**EXERCISE DETAILS:**
Repeat each entry word for word. Leave any images out of the copy.

**MATERIAL:**
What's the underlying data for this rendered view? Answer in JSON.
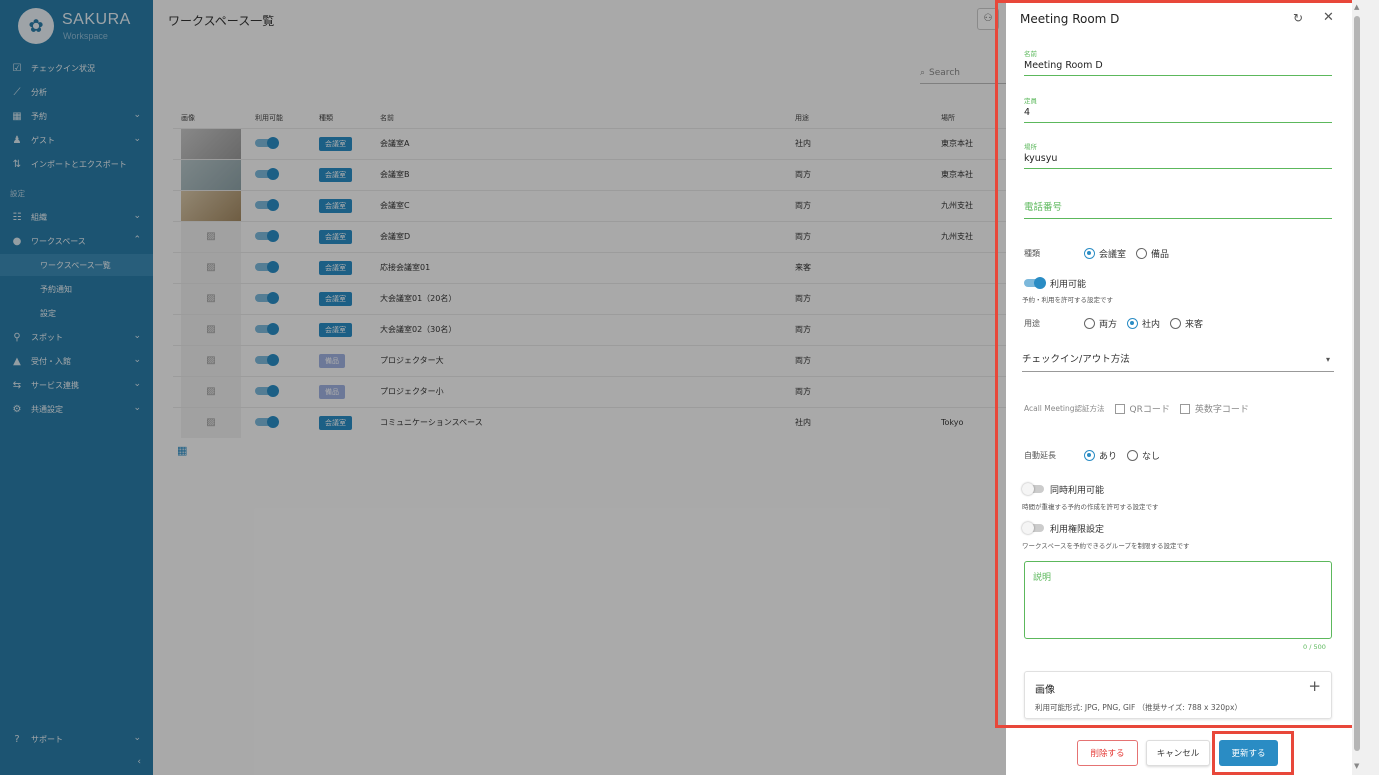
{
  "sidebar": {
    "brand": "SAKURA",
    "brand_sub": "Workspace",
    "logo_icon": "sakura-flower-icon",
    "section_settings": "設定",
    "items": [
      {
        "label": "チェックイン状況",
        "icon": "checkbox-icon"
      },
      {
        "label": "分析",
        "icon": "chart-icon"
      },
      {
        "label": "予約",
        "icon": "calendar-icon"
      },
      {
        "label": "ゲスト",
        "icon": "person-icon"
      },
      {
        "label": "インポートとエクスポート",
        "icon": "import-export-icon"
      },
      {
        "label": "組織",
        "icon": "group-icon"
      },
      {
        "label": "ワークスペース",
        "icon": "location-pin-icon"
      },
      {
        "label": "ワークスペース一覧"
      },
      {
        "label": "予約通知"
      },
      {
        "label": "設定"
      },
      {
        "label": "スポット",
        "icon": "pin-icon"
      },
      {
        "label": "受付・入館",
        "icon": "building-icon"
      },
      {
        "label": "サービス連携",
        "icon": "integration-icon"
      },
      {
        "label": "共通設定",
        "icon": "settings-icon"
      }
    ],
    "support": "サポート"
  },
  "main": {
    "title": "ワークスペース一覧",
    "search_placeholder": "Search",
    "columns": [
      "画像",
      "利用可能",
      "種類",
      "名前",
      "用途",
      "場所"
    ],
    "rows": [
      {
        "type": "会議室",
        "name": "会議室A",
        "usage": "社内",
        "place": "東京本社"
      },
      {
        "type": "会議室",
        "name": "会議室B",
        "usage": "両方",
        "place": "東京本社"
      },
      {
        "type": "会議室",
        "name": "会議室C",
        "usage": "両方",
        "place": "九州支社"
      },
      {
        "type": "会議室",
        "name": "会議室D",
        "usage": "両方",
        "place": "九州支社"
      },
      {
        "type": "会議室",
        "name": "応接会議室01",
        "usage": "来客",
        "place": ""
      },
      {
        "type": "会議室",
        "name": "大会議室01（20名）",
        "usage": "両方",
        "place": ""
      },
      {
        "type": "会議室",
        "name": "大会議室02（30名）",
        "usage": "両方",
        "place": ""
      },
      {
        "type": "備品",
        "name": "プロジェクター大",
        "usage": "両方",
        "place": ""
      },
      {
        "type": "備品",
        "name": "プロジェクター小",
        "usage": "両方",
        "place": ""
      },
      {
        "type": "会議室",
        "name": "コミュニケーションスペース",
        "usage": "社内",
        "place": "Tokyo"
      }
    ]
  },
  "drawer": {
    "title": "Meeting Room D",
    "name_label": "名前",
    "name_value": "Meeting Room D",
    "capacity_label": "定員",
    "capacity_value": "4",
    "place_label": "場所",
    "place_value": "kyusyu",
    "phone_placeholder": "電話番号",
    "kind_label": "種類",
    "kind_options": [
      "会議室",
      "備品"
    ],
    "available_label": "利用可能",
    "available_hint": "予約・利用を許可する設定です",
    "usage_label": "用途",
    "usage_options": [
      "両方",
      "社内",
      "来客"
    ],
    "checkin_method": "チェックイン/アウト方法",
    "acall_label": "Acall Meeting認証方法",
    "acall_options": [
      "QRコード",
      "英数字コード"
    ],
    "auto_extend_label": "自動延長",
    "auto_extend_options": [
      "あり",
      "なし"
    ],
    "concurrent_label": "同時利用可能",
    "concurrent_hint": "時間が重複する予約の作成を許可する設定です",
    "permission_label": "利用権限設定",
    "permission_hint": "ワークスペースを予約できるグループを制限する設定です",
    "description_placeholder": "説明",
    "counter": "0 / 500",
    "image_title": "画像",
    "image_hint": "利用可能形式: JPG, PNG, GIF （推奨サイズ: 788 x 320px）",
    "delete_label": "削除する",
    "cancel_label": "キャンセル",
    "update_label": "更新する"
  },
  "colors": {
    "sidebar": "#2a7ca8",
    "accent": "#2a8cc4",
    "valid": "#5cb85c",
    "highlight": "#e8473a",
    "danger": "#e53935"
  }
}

**COMPLETE RESPONSE:**
What's the underlying data for this rendered view? Answer in JSON.
{
  "sidebar": {
    "brand": "SAKURA",
    "brand_sub": "Workspace",
    "logo_icon": "sakura-flower-icon",
    "section_settings": "設定",
    "items": [
      {
        "label": "チェックイン状況",
        "icon": "checkbox-icon"
      },
      {
        "label": "分析",
        "icon": "chart-icon"
      },
      {
        "label": "予約",
        "icon": "calendar-icon"
      },
      {
        "label": "ゲスト",
        "icon": "person-icon"
      },
      {
        "label": "インポートとエクスポート",
        "icon": "import-export-icon"
      },
      {
        "label": "組織",
        "icon": "group-icon"
      },
      {
        "label": "ワークスペース",
        "icon": "location-pin-icon"
      },
      {
        "label": "ワークスペース一覧"
      },
      {
        "label": "予約通知"
      },
      {
        "label": "設定"
      },
      {
        "label": "スポット",
        "icon": "pin-icon"
      },
      {
        "label": "受付・入館",
        "icon": "building-icon"
      },
      {
        "label": "サービス連携",
        "icon": "integration-icon"
      },
      {
        "label": "共通設定",
        "icon": "settings-icon"
      }
    ],
    "support": "サポート"
  },
  "main": {
    "title": "ワークスペース一覧",
    "search_placeholder": "Search",
    "columns": [
      "画像",
      "利用可能",
      "種類",
      "名前",
      "用途",
      "場所"
    ],
    "rows": [
      {
        "type": "会議室",
        "name": "会議室A",
        "usage": "社内",
        "place": "東京本社"
      },
      {
        "type": "会議室",
        "name": "会議室B",
        "usage": "両方",
        "place": "東京本社"
      },
      {
        "type": "会議室",
        "name": "会議室C",
        "usage": "両方",
        "place": "九州支社"
      },
      {
        "type": "会議室",
        "name": "会議室D",
        "usage": "両方",
        "place": "九州支社"
      },
      {
        "type": "会議室",
        "name": "応接会議室01",
        "usage": "来客",
        "place": ""
      },
      {
        "type": "会議室",
        "name": "大会議室01（20名）",
        "usage": "両方",
        "place": ""
      },
      {
        "type": "会議室",
        "name": "大会議室02（30名）",
        "usage": "両方",
        "place": ""
      },
      {
        "type": "備品",
        "name": "プロジェクター大",
        "usage": "両方",
        "place": ""
      },
      {
        "type": "備品",
        "name": "プロジェクター小",
        "usage": "両方",
        "place": ""
      },
      {
        "type": "会議室",
        "name": "コミュニケーションスペース",
        "usage": "社内",
        "place": "Tokyo"
      }
    ]
  },
  "drawer": {
    "title": "Meeting Room D",
    "name_label": "名前",
    "name_value": "Meeting Room D",
    "capacity_label": "定員",
    "capacity_value": "4",
    "place_label": "場所",
    "place_value": "kyusyu",
    "phone_placeholder": "電話番号",
    "kind_label": "種類",
    "kind_options": [
      "会議室",
      "備品"
    ],
    "available_label": "利用可能",
    "available_hint": "予約・利用を許可する設定です",
    "usage_label": "用途",
    "usage_options": [
      "両方",
      "社内",
      "来客"
    ],
    "checkin_method": "チェックイン/アウト方法",
    "acall_label": "Acall Meeting認証方法",
    "acall_options": [
      "QRコード",
      "英数字コード"
    ],
    "auto_extend_label": "自動延長",
    "auto_extend_options": [
      "あり",
      "なし"
    ],
    "concurrent_label": "同時利用可能",
    "concurrent_hint": "時間が重複する予約の作成を許可する設定です",
    "permission_label": "利用権限設定",
    "permission_hint": "ワークスペースを予約できるグループを制限する設定です",
    "description_placeholder": "説明",
    "counter": "0 / 500",
    "image_title": "画像",
    "image_hint": "利用可能形式: JPG, PNG, GIF （推奨サイズ: 788 x 320px）",
    "delete_label": "削除する",
    "cancel_label": "キャンセル",
    "update_label": "更新する"
  },
  "colors": {
    "sidebar": "#2a7ca8",
    "accent": "#2a8cc4",
    "valid": "#5cb85c",
    "highlight": "#e8473a",
    "danger": "#e53935"
  }
}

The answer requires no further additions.